**The request:** Output only the count of lines that contain "NABA".

**Dataset content:**
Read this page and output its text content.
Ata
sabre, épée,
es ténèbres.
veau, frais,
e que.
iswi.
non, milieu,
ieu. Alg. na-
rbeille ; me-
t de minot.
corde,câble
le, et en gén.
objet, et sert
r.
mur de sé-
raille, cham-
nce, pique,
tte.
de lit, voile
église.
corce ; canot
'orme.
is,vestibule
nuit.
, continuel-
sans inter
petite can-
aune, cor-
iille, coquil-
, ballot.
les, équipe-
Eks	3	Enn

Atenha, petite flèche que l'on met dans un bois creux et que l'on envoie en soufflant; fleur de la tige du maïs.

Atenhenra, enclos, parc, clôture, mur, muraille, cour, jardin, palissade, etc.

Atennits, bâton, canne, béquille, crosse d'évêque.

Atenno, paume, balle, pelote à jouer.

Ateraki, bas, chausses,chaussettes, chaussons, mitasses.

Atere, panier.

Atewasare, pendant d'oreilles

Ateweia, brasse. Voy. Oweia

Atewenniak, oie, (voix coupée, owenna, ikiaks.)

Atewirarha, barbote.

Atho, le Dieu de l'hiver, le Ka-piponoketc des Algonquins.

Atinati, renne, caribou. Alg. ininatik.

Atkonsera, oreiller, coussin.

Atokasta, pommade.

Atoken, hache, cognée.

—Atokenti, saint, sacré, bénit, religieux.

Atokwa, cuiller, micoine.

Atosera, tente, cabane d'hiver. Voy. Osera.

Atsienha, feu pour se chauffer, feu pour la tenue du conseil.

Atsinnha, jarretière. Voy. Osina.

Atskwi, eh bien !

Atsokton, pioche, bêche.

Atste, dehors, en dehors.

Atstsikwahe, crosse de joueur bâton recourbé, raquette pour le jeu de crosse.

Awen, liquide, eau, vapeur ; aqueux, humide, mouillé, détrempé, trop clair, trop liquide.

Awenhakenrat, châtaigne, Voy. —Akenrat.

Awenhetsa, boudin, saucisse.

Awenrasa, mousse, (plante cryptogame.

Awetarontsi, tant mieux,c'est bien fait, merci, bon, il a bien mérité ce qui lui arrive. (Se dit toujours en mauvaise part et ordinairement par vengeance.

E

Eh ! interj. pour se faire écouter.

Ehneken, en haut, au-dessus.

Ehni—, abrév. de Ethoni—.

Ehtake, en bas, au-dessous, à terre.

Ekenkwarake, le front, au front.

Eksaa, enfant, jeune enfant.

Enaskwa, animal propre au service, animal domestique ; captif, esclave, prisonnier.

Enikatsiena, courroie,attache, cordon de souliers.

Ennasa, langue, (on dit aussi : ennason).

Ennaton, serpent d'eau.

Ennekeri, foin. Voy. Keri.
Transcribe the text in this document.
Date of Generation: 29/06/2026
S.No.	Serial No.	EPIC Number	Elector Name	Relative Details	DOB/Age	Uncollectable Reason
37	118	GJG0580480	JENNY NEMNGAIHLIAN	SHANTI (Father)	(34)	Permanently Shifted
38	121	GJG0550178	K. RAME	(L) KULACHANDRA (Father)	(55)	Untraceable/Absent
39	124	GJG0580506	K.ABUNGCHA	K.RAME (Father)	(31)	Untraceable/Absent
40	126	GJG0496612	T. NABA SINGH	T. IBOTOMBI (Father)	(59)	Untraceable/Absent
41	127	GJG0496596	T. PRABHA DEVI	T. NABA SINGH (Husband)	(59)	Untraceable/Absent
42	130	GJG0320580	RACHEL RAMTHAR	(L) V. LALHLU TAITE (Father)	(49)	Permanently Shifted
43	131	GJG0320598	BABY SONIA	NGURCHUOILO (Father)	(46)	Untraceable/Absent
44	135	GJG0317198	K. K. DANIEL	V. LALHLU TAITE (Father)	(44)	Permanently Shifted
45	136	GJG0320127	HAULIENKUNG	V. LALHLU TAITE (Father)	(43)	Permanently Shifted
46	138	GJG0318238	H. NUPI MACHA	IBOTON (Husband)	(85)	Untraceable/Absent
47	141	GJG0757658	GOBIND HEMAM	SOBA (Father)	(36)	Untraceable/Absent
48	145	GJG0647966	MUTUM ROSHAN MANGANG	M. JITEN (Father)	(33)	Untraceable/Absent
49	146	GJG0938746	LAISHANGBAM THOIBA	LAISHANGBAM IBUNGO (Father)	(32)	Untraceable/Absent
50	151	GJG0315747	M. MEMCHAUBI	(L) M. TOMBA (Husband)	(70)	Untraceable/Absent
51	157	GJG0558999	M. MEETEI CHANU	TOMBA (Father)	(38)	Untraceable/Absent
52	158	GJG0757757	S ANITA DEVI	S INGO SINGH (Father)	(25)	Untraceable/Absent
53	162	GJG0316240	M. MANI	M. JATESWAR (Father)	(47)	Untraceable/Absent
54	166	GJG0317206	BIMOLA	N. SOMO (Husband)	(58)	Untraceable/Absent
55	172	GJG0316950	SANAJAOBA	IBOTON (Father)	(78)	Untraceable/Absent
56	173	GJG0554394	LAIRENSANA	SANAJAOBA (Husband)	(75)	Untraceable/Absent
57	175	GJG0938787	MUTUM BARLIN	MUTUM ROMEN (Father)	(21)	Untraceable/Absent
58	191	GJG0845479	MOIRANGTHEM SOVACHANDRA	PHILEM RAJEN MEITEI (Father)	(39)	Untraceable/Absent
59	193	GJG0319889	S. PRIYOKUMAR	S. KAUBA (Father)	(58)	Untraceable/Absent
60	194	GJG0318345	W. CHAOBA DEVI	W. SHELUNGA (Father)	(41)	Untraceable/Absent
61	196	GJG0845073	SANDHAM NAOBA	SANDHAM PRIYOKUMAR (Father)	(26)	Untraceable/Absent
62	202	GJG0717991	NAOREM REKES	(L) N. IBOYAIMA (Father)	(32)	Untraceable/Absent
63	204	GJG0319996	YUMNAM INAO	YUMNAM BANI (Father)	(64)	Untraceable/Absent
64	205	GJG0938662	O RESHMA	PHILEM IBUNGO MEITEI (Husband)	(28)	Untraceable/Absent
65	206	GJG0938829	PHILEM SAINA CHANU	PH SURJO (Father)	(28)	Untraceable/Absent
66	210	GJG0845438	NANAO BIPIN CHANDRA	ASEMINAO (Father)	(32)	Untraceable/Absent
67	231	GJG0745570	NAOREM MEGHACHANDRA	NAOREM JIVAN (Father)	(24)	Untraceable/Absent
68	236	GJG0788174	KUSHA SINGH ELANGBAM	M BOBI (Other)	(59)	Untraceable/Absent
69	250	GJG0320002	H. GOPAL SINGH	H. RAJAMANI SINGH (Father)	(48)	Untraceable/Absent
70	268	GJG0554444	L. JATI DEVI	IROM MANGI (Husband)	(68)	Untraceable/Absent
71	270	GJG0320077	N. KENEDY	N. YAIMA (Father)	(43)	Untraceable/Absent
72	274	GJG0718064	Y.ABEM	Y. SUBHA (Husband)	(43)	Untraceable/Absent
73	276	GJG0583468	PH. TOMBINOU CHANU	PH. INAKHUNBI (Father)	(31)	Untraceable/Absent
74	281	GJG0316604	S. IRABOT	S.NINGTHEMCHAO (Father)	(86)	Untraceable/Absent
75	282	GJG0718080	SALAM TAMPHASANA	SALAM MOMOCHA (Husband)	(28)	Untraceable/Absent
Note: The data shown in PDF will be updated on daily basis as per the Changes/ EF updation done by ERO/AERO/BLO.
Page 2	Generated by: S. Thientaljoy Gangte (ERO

**The reply:** 2